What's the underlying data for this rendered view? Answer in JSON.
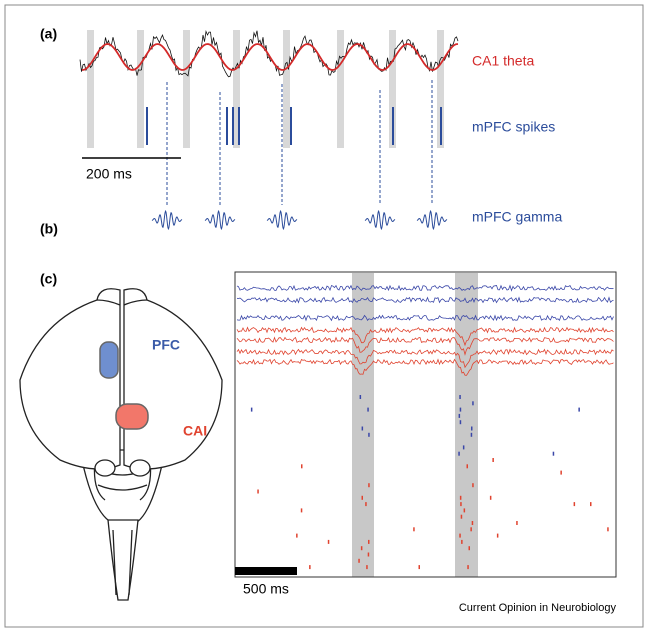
{
  "panel_a": {
    "label": "(a)",
    "theta_label": "CA1 theta",
    "spikes_label": "mPFC spikes",
    "scale_label": "200 ms"
  },
  "panel_b": {
    "label": "(b)",
    "gamma_label": "mPFC gamma"
  },
  "panel_c": {
    "label": "(c)",
    "pfc_label": "PFC",
    "ca1_label": "CAI",
    "scale_label": "500 ms"
  },
  "footer": "Current Opinion in Neurobiology"
}
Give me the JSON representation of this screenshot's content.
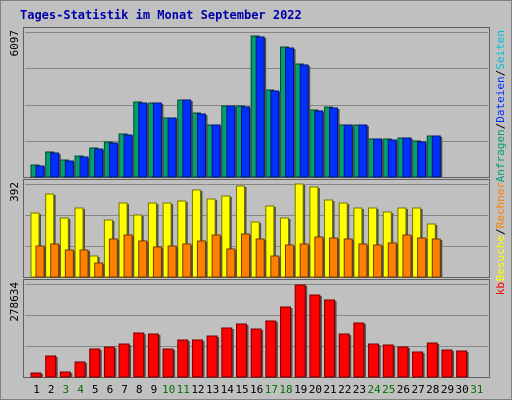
{
  "title": "Tages-Statistik im Monat September 2022",
  "colors": {
    "background": "#c0c0c0",
    "title": "#0000aa",
    "panel_border": "#606060",
    "grid": "#888888",
    "anfragen": "#00a070",
    "dateien": "#0030ff",
    "seiten": "#00c0d8",
    "besuche": "#ffff00",
    "rechner": "#ff8000",
    "kb": "#ff0000",
    "weekday_label": "#000000",
    "weekend_label": "#007000"
  },
  "chart_data": [
    {
      "type": "bar",
      "name": "hits-files",
      "max_label": "6097",
      "ylim": [
        0,
        6097
      ],
      "right_label_parts": [
        {
          "text": "Anfragen",
          "color": "#00a070"
        },
        {
          "text": "/",
          "color": "#000000"
        },
        {
          "text": "Dateien",
          "color": "#0030ff"
        },
        {
          "text": "/",
          "color": "#000000"
        },
        {
          "text": "Seiten",
          "color": "#00c0d8"
        }
      ],
      "series": [
        {
          "name": "Anfragen",
          "color": "#00a070",
          "values": [
            500,
            1050,
            700,
            890,
            1200,
            1480,
            1800,
            3150,
            3120,
            2500,
            3250,
            2700,
            2200,
            3000,
            2980,
            5920,
            3650,
            5450,
            4750,
            2800,
            2950,
            2200,
            2200,
            1600,
            1580,
            1650,
            1500,
            1730,
            0,
            0
          ]
        },
        {
          "name": "Dateien",
          "color": "#0030ff",
          "values": [
            480,
            1020,
            680,
            860,
            1170,
            1450,
            1770,
            3120,
            3100,
            2480,
            3220,
            2670,
            2170,
            2970,
            2950,
            5900,
            3620,
            5420,
            4720,
            2780,
            2920,
            2180,
            2170,
            1580,
            1560,
            1630,
            1480,
            1710,
            0,
            0
          ]
        }
      ]
    },
    {
      "type": "bar",
      "name": "visits-hosts",
      "max_label": "392",
      "ylim": [
        0,
        392
      ],
      "right_label_parts": [
        {
          "text": "Besuche",
          "color": "#ffff00"
        },
        {
          "text": "/",
          "color": "#000000"
        },
        {
          "text": "Rechner",
          "color": "#ff8000"
        }
      ],
      "series": [
        {
          "name": "Besuche",
          "color": "#ffff00",
          "values": [
            270,
            350,
            250,
            290,
            90,
            240,
            310,
            260,
            310,
            310,
            320,
            365,
            330,
            340,
            385,
            230,
            300,
            250,
            390,
            380,
            325,
            310,
            290,
            290,
            275,
            290,
            290,
            225,
            0,
            0
          ]
        },
        {
          "name": "Rechner",
          "color": "#ff8000",
          "values": [
            130,
            140,
            115,
            115,
            60,
            160,
            175,
            150,
            125,
            130,
            140,
            150,
            175,
            120,
            180,
            160,
            90,
            135,
            140,
            170,
            165,
            160,
            140,
            135,
            145,
            175,
            165,
            160,
            0,
            0
          ]
        }
      ]
    },
    {
      "type": "bar",
      "name": "kb",
      "max_label": "278634",
      "ylim": [
        0,
        278634
      ],
      "right_label_parts": [
        {
          "text": "kb",
          "color": "#ff0000"
        }
      ],
      "series": [
        {
          "name": "kb",
          "color": "#ff0000",
          "values": [
            13000,
            62000,
            14000,
            45000,
            84000,
            90000,
            100000,
            131000,
            130000,
            85000,
            110000,
            110000,
            122000,
            147000,
            160000,
            143000,
            167000,
            209000,
            275000,
            245000,
            232000,
            130000,
            163000,
            100000,
            97000,
            90000,
            75000,
            103000,
            82000,
            78000,
            0
          ]
        }
      ]
    }
  ],
  "x_labels": [
    "1",
    "2",
    "3",
    "4",
    "5",
    "6",
    "7",
    "8",
    "9",
    "10",
    "11",
    "12",
    "13",
    "14",
    "15",
    "16",
    "17",
    "18",
    "19",
    "20",
    "21",
    "22",
    "23",
    "24",
    "25",
    "26",
    "27",
    "28",
    "29",
    "30",
    "31"
  ],
  "weekend_days": [
    3,
    4,
    10,
    11,
    17,
    18,
    24,
    25,
    31
  ]
}
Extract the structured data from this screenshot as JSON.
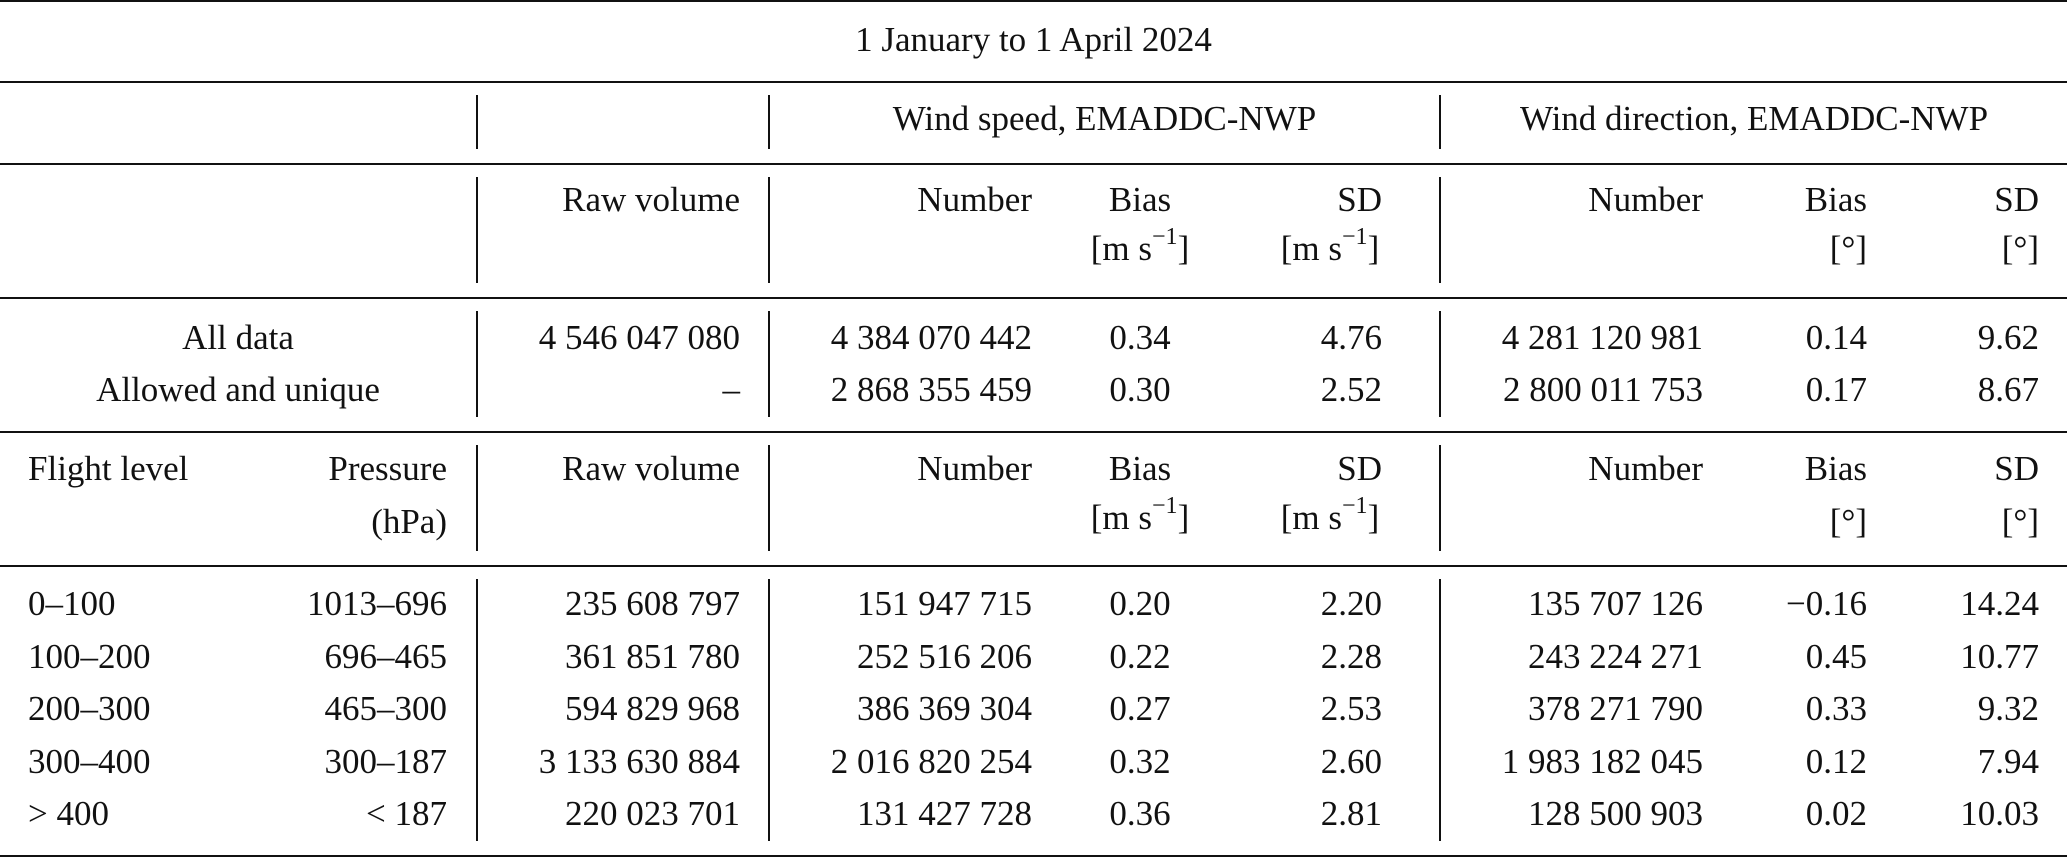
{
  "title": "1 January to 1 April 2024",
  "group_headers": {
    "wind_speed": "Wind speed, EMADDC-NWP",
    "wind_direction": "Wind direction, EMADDC-NWP"
  },
  "column_headers": {
    "flight_level": "Flight level",
    "pressure": "Pressure",
    "pressure_unit": "(hPa)",
    "raw_volume": "Raw volume",
    "number": "Number",
    "bias": "Bias",
    "sd": "SD",
    "speed_unit": "[m s",
    "speed_unit_exp": "−1",
    "speed_unit_close": "]",
    "dir_unit": "[°]"
  },
  "summary_rows": [
    {
      "label": "All data",
      "raw": "4 546 047 080",
      "ws_n": "4 384 070 442",
      "ws_bias": "0.34",
      "ws_sd": "4.76",
      "wd_n": "4 281 120 981",
      "wd_bias": "0.14",
      "wd_sd": "9.62"
    },
    {
      "label": "Allowed and unique",
      "raw": "–",
      "ws_n": "2 868 355 459",
      "ws_bias": "0.30",
      "ws_sd": "2.52",
      "wd_n": "2 800 011 753",
      "wd_bias": "0.17",
      "wd_sd": "8.67"
    }
  ],
  "level_rows": [
    {
      "fl": "0–100",
      "p": "1013–696",
      "raw": "235 608 797",
      "ws_n": "151 947 715",
      "ws_bias": "0.20",
      "ws_sd": "2.20",
      "wd_n": "135 707 126",
      "wd_bias": "−0.16",
      "wd_sd": "14.24"
    },
    {
      "fl": "100–200",
      "p": "696–465",
      "raw": "361 851 780",
      "ws_n": "252 516 206",
      "ws_bias": "0.22",
      "ws_sd": "2.28",
      "wd_n": "243 224 271",
      "wd_bias": "0.45",
      "wd_sd": "10.77"
    },
    {
      "fl": "200–300",
      "p": "465–300",
      "raw": "594 829 968",
      "ws_n": "386 369 304",
      "ws_bias": "0.27",
      "ws_sd": "2.53",
      "wd_n": "378 271 790",
      "wd_bias": "0.33",
      "wd_sd": "9.32"
    },
    {
      "fl": "300–400",
      "p": "300–187",
      "raw": "3 133 630 884",
      "ws_n": "2 016 820 254",
      "ws_bias": "0.32",
      "ws_sd": "2.60",
      "wd_n": "1 983 182 045",
      "wd_bias": "0.12",
      "wd_sd": "7.94"
    },
    {
      "fl": "> 400",
      "p": "< 187",
      "raw": "220 023 701",
      "ws_n": "131 427 728",
      "ws_bias": "0.36",
      "ws_sd": "2.81",
      "wd_n": "128 500 903",
      "wd_bias": "0.02",
      "wd_sd": "10.03"
    }
  ]
}
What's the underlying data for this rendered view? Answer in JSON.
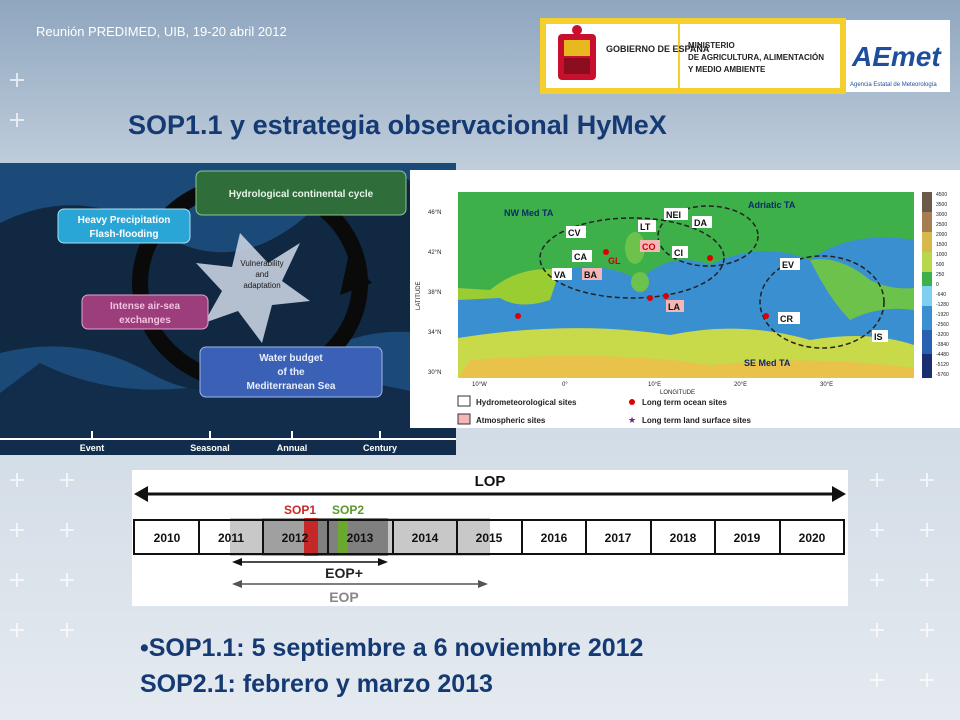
{
  "header": {
    "text": "Reunión PREDIMED, UIB, 19-20 abril 2012"
  },
  "logos": {
    "gobierno": "GOBIERNO DE ESPAÑA",
    "ministerio_l1": "MINISTERIO",
    "ministerio_l2": "DE AGRICULTURA, ALIMENTACIÓN",
    "ministerio_l3": "Y MEDIO AMBIENTE",
    "aemet": "AEmet",
    "aemet_sub": "Agencia Estatal de Meteorología"
  },
  "title": "SOP1.1 y estrategia observacional HyMeX",
  "cycle": {
    "box1": "Hydrological continental cycle",
    "box2_l1": "Heavy Precipitation",
    "box2_l2": "Flash-flooding",
    "center_l1": "Vulnerability",
    "center_l2": "and",
    "center_l3": "adaptation",
    "box3_l1": "Intense air-sea",
    "box3_l2": "exchanges",
    "box4_l1": "Water budget",
    "box4_l2": "of the",
    "box4_l3": "Mediterranean Sea",
    "scale": [
      "Event",
      "Seasonal",
      "Annual",
      "Century"
    ]
  },
  "map": {
    "regions": [
      "NW Med TA",
      "Adriatic TA",
      "SE Med TA"
    ],
    "sites": [
      "CV",
      "CA",
      "VA",
      "BA",
      "LT",
      "NEI",
      "DA",
      "CI",
      "CO",
      "GL",
      "LA",
      "EV",
      "CR",
      "IS"
    ],
    "lat_ticks": [
      "46°N",
      "42°N",
      "38°N",
      "34°N",
      "30°N"
    ],
    "lon_ticks": [
      "10°W",
      "0°",
      "10°E",
      "20°E",
      "30°E"
    ],
    "ylabel": "LATITUDE",
    "xlabel": "LONGITUDE",
    "colorbar": [
      "4500",
      "3500",
      "3000",
      "2500",
      "2000",
      "1500",
      "1000",
      "500",
      "250",
      "0",
      "-640",
      "-1280",
      "-1920",
      "-2560",
      "-3200",
      "-3840",
      "-4480",
      "-5120",
      "-5760"
    ],
    "legend": [
      "Hydrometeorological sites",
      "Atmospheric sites",
      "Long term ocean sites",
      "Long term land surface sites"
    ]
  },
  "timeline": {
    "lop": "LOP",
    "sop1": "SOP1",
    "sop2": "SOP2",
    "years": [
      "2010",
      "2011",
      "2012",
      "2013",
      "2014",
      "2015",
      "2016",
      "2017",
      "2018",
      "2019",
      "2020"
    ],
    "eop_plus": "EOP+",
    "eop": "EOP"
  },
  "bullets": [
    "•SOP1.1: 5 septiembre a 6 noviembre 2012",
    "SOP2.1: febrero y marzo 2013"
  ]
}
◆ ◆ ◆ ◆ ◆ ◆ ◆
_Requirements_:
Every line containing the string "EMADDC" must be listed.

_In response_:
    "wind_speed": "Wind speed, EMADDC-NWP",
    "wind_direction": "Wind direction, EMADDC-NWP"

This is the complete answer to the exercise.